Challenge => Can you quote, word for word, the part of the listing that opens with the line containing "Ellipse shape — [409, 272, 425, 288]" and closes with the line containing "Text: 21: 21 — [11, 170, 25, 180]", both of those lines included?

Raw records =>
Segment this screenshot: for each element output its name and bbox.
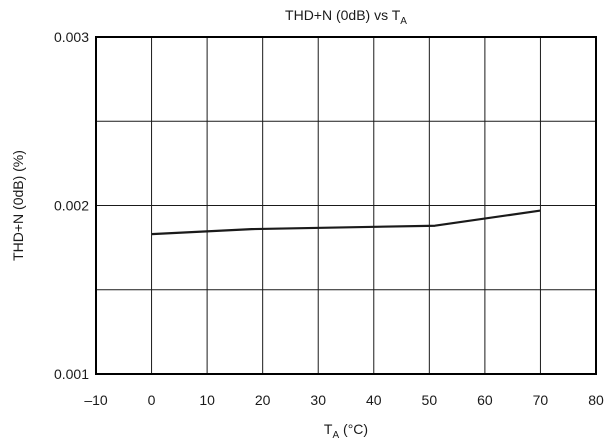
y-axis-label: THD+N (0dB) (%) <box>10 150 26 261</box>
grid-lines <box>95 36 597 375</box>
y-tick-label: 0.003 <box>54 29 89 45</box>
chart-title-main: THD+N (0dB) vs T <box>285 7 401 23</box>
x-tick-label: 30 <box>310 392 326 408</box>
plot-frame <box>95 36 597 375</box>
x-tick-label: 0 <box>148 392 156 408</box>
x-tick-label: 50 <box>422 392 438 408</box>
x-tick-label: 70 <box>533 392 549 408</box>
x-tick-label: 60 <box>477 392 493 408</box>
x-axis-label-unit: (°C) <box>339 421 368 437</box>
x-axis-label: TA (°C) <box>324 421 368 441</box>
series-layer <box>151 209 541 236</box>
chart-title: THD+N (0dB) vs TA <box>285 7 407 27</box>
x-axis-label-subscript: A <box>332 430 339 441</box>
x-axis-label-main: T <box>324 421 333 437</box>
thd-n-series-line <box>151 209 541 236</box>
chart-title-subscript: A <box>400 16 407 27</box>
y-tick-label: 0.001 <box>54 366 89 382</box>
x-tick-label: 10 <box>199 392 215 408</box>
x-tick-labels: –10 0 10 20 30 40 50 60 70 80 <box>84 392 604 408</box>
y-tick-labels: 0.001 0.002 0.003 <box>54 29 89 382</box>
y-tick-label: 0.002 <box>54 198 89 214</box>
x-tick-label: 80 <box>588 392 604 408</box>
x-tick-label: 20 <box>255 392 271 408</box>
x-tick-label: –10 <box>84 392 108 408</box>
x-tick-label: 40 <box>366 392 382 408</box>
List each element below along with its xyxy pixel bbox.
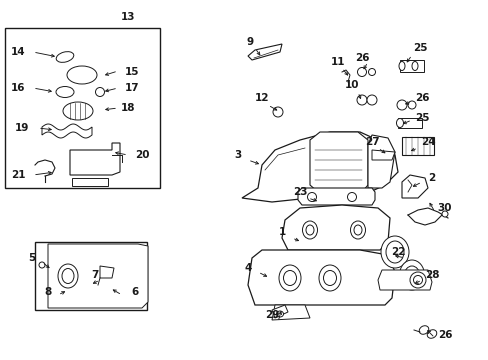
Ellipse shape — [409, 272, 425, 288]
Ellipse shape — [353, 225, 361, 235]
Text: 10: 10 — [344, 80, 359, 90]
Text: 1: 1 — [278, 227, 285, 237]
Text: 27: 27 — [364, 137, 379, 147]
Ellipse shape — [39, 262, 45, 268]
Ellipse shape — [441, 211, 447, 217]
Text: 29: 29 — [264, 310, 279, 320]
Text: 17: 17 — [124, 83, 139, 93]
Ellipse shape — [318, 265, 340, 291]
Text: 25: 25 — [414, 113, 428, 123]
Text: 24: 24 — [420, 137, 434, 147]
Polygon shape — [367, 135, 394, 188]
Text: 4: 4 — [244, 263, 251, 273]
Ellipse shape — [413, 275, 422, 284]
Text: 22: 22 — [390, 247, 405, 257]
Text: 9: 9 — [246, 37, 253, 47]
Bar — [399, 60, 423, 72]
Text: 19: 19 — [15, 123, 29, 133]
Ellipse shape — [398, 62, 404, 71]
Text: 26: 26 — [437, 330, 451, 340]
Ellipse shape — [396, 100, 406, 110]
Ellipse shape — [302, 221, 317, 239]
Polygon shape — [72, 178, 108, 186]
Bar — [5, 28, 160, 188]
Polygon shape — [42, 124, 92, 138]
Ellipse shape — [347, 193, 356, 202]
Text: 6: 6 — [131, 287, 138, 297]
Polygon shape — [401, 175, 427, 198]
Polygon shape — [242, 132, 397, 202]
Text: 25: 25 — [412, 43, 427, 53]
Text: 30: 30 — [437, 203, 451, 213]
Ellipse shape — [58, 264, 78, 288]
Ellipse shape — [396, 118, 403, 127]
Ellipse shape — [399, 260, 424, 290]
Text: 3: 3 — [234, 150, 241, 160]
Text: 12: 12 — [254, 93, 269, 103]
Polygon shape — [100, 266, 114, 278]
Text: 23: 23 — [292, 187, 306, 197]
Text: 5: 5 — [28, 253, 36, 263]
Bar — [35, 242, 147, 310]
Text: 14: 14 — [11, 47, 25, 57]
Ellipse shape — [404, 266, 419, 284]
Ellipse shape — [272, 107, 283, 117]
Text: 7: 7 — [91, 270, 99, 280]
Text: 8: 8 — [44, 287, 52, 297]
Ellipse shape — [411, 62, 417, 71]
Ellipse shape — [67, 66, 97, 84]
Bar — [397, 118, 421, 128]
Text: 13: 13 — [121, 12, 135, 22]
Ellipse shape — [276, 311, 283, 317]
Ellipse shape — [418, 326, 428, 334]
Text: 21: 21 — [11, 170, 25, 180]
Polygon shape — [247, 250, 394, 305]
Ellipse shape — [307, 193, 316, 202]
Ellipse shape — [63, 102, 93, 120]
Text: 28: 28 — [424, 270, 438, 280]
Ellipse shape — [279, 265, 301, 291]
Polygon shape — [48, 244, 148, 308]
Text: 26: 26 — [414, 93, 428, 103]
Text: 18: 18 — [121, 103, 135, 113]
Text: 26: 26 — [354, 53, 368, 63]
Ellipse shape — [350, 221, 365, 239]
Polygon shape — [271, 305, 287, 318]
Polygon shape — [309, 132, 367, 192]
Polygon shape — [70, 143, 120, 175]
Polygon shape — [247, 44, 282, 60]
Ellipse shape — [366, 95, 376, 105]
Ellipse shape — [323, 270, 336, 285]
Polygon shape — [271, 305, 309, 320]
Text: 20: 20 — [135, 150, 149, 160]
Ellipse shape — [56, 86, 74, 98]
Ellipse shape — [357, 68, 366, 77]
Polygon shape — [377, 270, 431, 290]
Text: 11: 11 — [330, 57, 345, 67]
Text: 16: 16 — [11, 83, 25, 93]
Ellipse shape — [380, 236, 408, 268]
Polygon shape — [282, 205, 389, 250]
Ellipse shape — [95, 87, 104, 96]
Ellipse shape — [385, 241, 403, 263]
Ellipse shape — [407, 101, 415, 109]
Ellipse shape — [356, 95, 366, 105]
Ellipse shape — [427, 330, 436, 338]
Ellipse shape — [368, 68, 375, 76]
Bar — [401, 137, 433, 155]
Ellipse shape — [56, 51, 74, 62]
Ellipse shape — [62, 269, 74, 284]
Ellipse shape — [305, 225, 313, 235]
Text: 15: 15 — [124, 67, 139, 77]
Polygon shape — [371, 150, 394, 160]
Ellipse shape — [283, 270, 296, 285]
Text: 2: 2 — [427, 173, 435, 183]
Polygon shape — [297, 188, 374, 205]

Result for this exercise =>
Ellipse shape — [409, 272, 425, 288]
Ellipse shape — [353, 225, 361, 235]
Text: 10: 10 — [344, 80, 359, 90]
Text: 1: 1 — [278, 227, 285, 237]
Text: 27: 27 — [364, 137, 379, 147]
Ellipse shape — [39, 262, 45, 268]
Ellipse shape — [441, 211, 447, 217]
Text: 29: 29 — [264, 310, 279, 320]
Text: 17: 17 — [124, 83, 139, 93]
Ellipse shape — [318, 265, 340, 291]
Text: 25: 25 — [414, 113, 428, 123]
Text: 24: 24 — [420, 137, 434, 147]
Polygon shape — [367, 135, 394, 188]
Text: 4: 4 — [244, 263, 251, 273]
Ellipse shape — [413, 275, 422, 284]
Text: 22: 22 — [390, 247, 405, 257]
Text: 9: 9 — [246, 37, 253, 47]
Bar — [399, 60, 423, 72]
Text: 19: 19 — [15, 123, 29, 133]
Ellipse shape — [398, 62, 404, 71]
Text: 26: 26 — [437, 330, 451, 340]
Ellipse shape — [396, 100, 406, 110]
Ellipse shape — [302, 221, 317, 239]
Polygon shape — [72, 178, 108, 186]
Bar — [5, 28, 160, 188]
Polygon shape — [42, 124, 92, 138]
Ellipse shape — [347, 193, 356, 202]
Text: 6: 6 — [131, 287, 138, 297]
Polygon shape — [401, 175, 427, 198]
Polygon shape — [242, 132, 397, 202]
Text: 25: 25 — [412, 43, 427, 53]
Text: 30: 30 — [437, 203, 451, 213]
Ellipse shape — [58, 264, 78, 288]
Ellipse shape — [396, 118, 403, 127]
Ellipse shape — [399, 260, 424, 290]
Text: 3: 3 — [234, 150, 241, 160]
Text: 12: 12 — [254, 93, 269, 103]
Polygon shape — [100, 266, 114, 278]
Text: 23: 23 — [292, 187, 306, 197]
Text: 5: 5 — [28, 253, 36, 263]
Bar — [35, 242, 147, 310]
Text: 14: 14 — [11, 47, 25, 57]
Ellipse shape — [404, 266, 419, 284]
Ellipse shape — [272, 107, 283, 117]
Text: 7: 7 — [91, 270, 99, 280]
Text: 8: 8 — [44, 287, 52, 297]
Ellipse shape — [411, 62, 417, 71]
Ellipse shape — [67, 66, 97, 84]
Bar — [397, 118, 421, 128]
Text: 13: 13 — [121, 12, 135, 22]
Ellipse shape — [276, 311, 283, 317]
Ellipse shape — [418, 326, 428, 334]
Text: 21: 21 — [11, 170, 25, 180]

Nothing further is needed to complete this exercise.